■ **Your task**:
Lift out all lines below that contain "Articles".

Dataset records:
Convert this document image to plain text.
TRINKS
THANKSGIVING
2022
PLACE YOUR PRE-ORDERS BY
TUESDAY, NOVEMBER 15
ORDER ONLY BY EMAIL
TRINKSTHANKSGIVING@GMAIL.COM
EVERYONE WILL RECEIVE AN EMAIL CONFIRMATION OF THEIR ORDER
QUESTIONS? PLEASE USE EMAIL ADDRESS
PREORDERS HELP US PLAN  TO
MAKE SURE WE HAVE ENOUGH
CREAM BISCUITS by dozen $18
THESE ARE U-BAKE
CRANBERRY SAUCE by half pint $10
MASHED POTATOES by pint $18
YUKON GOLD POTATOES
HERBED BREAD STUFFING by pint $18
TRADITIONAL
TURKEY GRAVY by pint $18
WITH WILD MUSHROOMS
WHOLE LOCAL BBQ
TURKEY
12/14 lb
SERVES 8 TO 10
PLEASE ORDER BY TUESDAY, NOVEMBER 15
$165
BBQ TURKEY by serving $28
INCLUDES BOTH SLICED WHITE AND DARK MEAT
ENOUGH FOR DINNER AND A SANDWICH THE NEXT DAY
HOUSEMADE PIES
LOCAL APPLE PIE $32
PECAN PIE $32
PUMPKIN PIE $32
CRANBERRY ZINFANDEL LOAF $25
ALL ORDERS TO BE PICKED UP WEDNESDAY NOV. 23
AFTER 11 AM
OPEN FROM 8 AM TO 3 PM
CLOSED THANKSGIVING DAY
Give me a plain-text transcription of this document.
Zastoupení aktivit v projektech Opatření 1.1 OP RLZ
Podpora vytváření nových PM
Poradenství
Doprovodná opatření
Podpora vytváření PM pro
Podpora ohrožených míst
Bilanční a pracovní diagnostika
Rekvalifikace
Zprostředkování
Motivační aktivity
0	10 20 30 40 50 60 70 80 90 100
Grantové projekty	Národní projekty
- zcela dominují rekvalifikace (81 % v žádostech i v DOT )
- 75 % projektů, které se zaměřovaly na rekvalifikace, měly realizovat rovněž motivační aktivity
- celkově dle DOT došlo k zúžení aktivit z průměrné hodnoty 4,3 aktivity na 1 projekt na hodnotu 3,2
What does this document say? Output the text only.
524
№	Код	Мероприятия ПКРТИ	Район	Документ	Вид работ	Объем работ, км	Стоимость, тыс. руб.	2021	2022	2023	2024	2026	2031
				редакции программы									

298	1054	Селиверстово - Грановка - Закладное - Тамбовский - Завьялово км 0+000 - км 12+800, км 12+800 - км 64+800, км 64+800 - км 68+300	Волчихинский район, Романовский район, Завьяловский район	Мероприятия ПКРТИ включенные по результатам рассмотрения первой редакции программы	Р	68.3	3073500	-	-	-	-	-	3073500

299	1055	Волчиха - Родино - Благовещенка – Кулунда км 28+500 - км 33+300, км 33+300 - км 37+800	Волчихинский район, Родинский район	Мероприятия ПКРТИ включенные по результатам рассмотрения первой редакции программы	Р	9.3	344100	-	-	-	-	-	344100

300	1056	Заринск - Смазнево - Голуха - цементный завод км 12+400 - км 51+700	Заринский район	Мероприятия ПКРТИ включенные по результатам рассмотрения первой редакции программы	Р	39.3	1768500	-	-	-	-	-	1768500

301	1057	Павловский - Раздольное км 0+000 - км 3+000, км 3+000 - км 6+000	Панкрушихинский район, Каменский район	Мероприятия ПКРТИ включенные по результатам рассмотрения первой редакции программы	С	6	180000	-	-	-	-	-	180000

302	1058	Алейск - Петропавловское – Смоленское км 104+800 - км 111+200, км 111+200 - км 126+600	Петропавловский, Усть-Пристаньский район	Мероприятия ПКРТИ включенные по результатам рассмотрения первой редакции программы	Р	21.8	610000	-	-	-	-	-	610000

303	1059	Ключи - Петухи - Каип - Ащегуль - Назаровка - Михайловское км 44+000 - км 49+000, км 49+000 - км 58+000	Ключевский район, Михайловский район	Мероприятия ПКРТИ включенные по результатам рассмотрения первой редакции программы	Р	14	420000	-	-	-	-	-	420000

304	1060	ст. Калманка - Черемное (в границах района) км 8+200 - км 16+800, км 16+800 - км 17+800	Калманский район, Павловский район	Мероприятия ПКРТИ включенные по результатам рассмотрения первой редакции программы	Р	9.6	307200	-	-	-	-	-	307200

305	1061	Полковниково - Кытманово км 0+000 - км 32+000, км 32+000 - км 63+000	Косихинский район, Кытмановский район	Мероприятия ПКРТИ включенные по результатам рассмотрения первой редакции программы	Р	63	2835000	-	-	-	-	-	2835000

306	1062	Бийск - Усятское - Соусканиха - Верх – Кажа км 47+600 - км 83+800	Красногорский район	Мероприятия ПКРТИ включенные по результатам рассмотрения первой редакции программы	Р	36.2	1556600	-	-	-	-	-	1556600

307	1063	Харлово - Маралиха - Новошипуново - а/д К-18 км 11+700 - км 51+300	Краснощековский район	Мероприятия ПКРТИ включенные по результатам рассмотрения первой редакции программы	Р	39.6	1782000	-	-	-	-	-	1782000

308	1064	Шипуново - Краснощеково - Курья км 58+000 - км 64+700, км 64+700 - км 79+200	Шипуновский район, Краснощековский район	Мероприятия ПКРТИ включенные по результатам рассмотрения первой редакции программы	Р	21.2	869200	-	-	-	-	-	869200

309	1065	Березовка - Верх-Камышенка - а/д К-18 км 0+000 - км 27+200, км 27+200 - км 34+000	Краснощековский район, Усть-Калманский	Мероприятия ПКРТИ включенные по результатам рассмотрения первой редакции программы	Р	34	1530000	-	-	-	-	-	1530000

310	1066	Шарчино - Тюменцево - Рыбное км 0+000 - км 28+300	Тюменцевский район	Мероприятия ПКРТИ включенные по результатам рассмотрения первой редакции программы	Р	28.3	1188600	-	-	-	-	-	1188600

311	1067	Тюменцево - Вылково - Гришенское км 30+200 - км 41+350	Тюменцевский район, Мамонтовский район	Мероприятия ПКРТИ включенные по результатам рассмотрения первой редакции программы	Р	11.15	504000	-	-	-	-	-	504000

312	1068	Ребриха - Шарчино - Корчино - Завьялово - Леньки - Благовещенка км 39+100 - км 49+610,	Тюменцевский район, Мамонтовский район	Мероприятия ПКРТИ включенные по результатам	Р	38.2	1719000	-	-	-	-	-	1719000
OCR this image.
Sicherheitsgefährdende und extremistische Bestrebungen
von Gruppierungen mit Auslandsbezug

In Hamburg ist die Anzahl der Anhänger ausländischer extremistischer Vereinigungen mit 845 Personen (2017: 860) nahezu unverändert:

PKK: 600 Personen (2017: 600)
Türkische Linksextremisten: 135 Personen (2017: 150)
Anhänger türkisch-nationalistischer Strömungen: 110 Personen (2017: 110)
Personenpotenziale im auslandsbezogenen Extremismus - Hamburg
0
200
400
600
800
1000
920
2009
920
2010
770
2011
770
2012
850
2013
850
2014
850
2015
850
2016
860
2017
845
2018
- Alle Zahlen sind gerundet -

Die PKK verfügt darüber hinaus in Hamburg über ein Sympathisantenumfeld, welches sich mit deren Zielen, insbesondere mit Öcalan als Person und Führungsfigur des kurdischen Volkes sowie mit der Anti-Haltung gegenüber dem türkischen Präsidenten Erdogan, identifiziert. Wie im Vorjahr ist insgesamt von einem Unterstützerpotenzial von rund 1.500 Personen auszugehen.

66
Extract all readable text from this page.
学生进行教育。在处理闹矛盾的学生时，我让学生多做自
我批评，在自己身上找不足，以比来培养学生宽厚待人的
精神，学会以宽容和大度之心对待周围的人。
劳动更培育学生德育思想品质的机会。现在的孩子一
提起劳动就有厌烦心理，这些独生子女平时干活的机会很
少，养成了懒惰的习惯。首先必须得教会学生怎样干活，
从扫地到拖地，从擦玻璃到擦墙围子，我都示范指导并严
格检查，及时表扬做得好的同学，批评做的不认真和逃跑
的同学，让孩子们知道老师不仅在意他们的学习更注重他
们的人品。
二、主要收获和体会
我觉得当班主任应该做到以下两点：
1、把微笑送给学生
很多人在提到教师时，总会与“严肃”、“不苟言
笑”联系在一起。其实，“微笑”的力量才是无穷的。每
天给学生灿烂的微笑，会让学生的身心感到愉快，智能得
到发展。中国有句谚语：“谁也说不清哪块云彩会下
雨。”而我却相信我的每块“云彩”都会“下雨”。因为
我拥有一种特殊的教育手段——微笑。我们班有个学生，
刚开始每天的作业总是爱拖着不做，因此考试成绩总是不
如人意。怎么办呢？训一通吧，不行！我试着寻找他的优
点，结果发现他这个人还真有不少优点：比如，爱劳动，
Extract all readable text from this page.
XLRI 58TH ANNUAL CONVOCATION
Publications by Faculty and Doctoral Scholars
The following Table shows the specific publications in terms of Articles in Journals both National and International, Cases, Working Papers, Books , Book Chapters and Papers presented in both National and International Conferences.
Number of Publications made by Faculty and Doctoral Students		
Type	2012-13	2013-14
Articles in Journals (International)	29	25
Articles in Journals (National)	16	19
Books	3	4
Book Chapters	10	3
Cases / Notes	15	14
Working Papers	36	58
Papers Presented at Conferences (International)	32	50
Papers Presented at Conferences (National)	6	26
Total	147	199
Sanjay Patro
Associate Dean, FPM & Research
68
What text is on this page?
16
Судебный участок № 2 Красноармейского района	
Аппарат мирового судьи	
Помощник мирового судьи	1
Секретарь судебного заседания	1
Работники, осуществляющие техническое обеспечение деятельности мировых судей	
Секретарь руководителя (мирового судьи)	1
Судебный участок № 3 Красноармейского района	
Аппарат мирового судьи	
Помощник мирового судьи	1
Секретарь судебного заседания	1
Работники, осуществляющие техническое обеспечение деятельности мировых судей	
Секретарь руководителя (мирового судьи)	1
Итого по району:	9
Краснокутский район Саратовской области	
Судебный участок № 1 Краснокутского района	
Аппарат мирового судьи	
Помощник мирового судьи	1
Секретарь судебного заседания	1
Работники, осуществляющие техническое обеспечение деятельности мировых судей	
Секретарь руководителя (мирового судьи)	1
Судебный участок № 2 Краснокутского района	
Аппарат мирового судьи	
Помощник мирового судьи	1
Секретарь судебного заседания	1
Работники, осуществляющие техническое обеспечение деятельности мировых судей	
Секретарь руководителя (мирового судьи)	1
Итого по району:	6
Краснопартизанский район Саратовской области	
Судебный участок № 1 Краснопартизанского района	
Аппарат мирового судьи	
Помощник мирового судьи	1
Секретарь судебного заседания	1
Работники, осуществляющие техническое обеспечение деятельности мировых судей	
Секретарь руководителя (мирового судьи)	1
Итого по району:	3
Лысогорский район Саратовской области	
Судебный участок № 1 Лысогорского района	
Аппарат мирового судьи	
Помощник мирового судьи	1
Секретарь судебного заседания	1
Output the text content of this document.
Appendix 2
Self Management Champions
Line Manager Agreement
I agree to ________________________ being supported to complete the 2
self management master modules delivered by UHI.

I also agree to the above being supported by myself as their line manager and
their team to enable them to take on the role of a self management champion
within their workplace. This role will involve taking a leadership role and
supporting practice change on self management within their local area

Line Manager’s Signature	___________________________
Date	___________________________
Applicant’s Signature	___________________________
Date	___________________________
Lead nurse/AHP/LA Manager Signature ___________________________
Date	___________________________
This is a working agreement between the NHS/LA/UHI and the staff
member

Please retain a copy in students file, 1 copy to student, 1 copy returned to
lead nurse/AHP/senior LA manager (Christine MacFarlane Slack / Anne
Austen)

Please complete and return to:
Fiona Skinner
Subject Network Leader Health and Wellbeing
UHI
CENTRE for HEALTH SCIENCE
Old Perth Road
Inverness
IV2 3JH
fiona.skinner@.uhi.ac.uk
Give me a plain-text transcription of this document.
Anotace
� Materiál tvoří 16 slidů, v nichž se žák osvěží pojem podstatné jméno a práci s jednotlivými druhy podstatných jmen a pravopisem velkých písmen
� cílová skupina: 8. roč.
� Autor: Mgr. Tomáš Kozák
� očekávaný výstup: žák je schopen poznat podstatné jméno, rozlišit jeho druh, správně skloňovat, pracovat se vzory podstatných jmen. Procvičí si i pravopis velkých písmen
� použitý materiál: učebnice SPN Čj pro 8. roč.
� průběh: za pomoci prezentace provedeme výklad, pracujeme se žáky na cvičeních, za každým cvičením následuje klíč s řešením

■ **Final result**:
The following Table shows the specific publications in terms of Articles in Journals both National and International, Cases, Working Papers, Books , Book Chapters and Papers presented in both National and International Conferences.
Articles in Journals (International)	29	25
Articles in Journals (National)	16	19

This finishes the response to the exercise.